» **INPUT**
────────────────────────────────────────

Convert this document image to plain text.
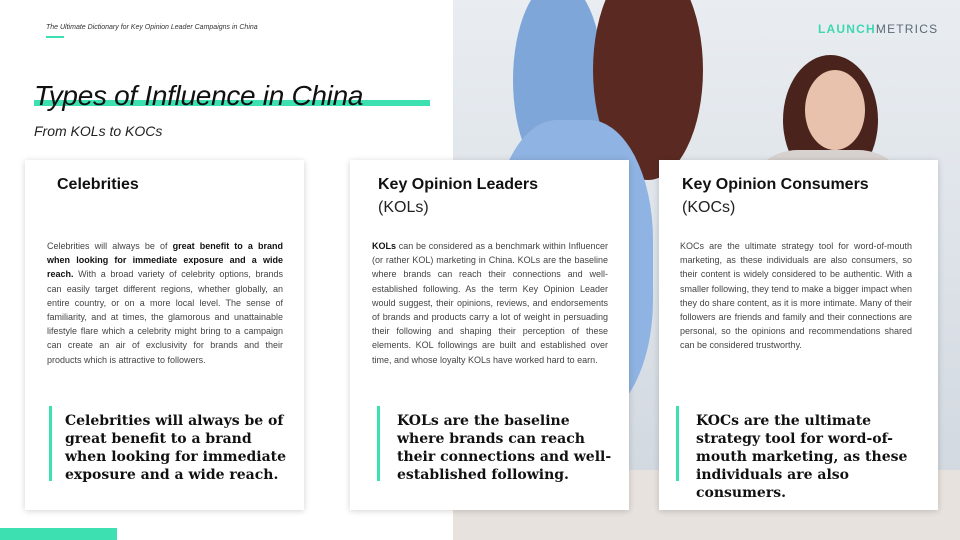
The Ultimate Dictionary for Key Opinion Leader Campaigns in China	LAUNCHMETRICS
Types of Influence in China
From KOLs to KOCs
Celebrities

Celebrities will always be of great benefit to a brand when looking for immediate exposure and a wide reach. With a broad variety of celebrity options, brands can easily target different regions, whether globally, an entire country, or on a more local level. The sense of familiarity, and at times, the glamorous and unattainable lifestyle flare which a celebrity might bring to a campaign can create an air of exclusivity for brands and their products which is attractive to followers.

Celebrities will always be of great benefit to a brand when looking for immediate exposure and a wide reach.
Key Opinion Leaders
(KOLs)

KOLs can be considered as a benchmark within Influencer (or rather KOL) marketing in China. KOLs are the baseline where brands can reach their connections and well-established following. As the term Key Opinion Leader would suggest, their opinions, reviews, and endorsements of brands and products carry a lot of weight in persuading their following and shaping their perception of these elements. KOL followings are built and established over time, and whose loyalty KOLs have worked hard to earn.

KOLs are the baseline where brands can reach their connections and well-established following.
Key Opinion Consumers
(KOCs)

KOCs are the ultimate strategy tool for word-of-mouth marketing, as these individuals are also consumers, so their content is widely considered to be authentic. With a smaller following, they tend to make a bigger impact when they do share content, as it is more intimate. Many of their followers are friends and family and their connections are personal, so the opinions and recommendations shared can be considered trustworthy.

KOCs are the ultimate strategy tool for word-of-mouth marketing, as these individuals are also consumers.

────────────────────────────────────────

» **WHAT IS BEING ASKED**
In the records above, find the lines containing "benefit" and copy them.

» **CORRECT RESULT**
Celebrities will always be of great benefit to a brand when looking for immediate exposure and a wide reach. With a broad variety of celebrity options, brands can easily target different regions, whether globally, an entire country, or on a more local level. The sense of familiarity, and at times, the glamorous and unattainable lifestyle flare which a celebrity might bring to a campaign can create an air of exclusivity for brands and their products which is attractive to followers.
Celebrities will always be of great benefit to a brand when looking for immediate exposure and a wide reach.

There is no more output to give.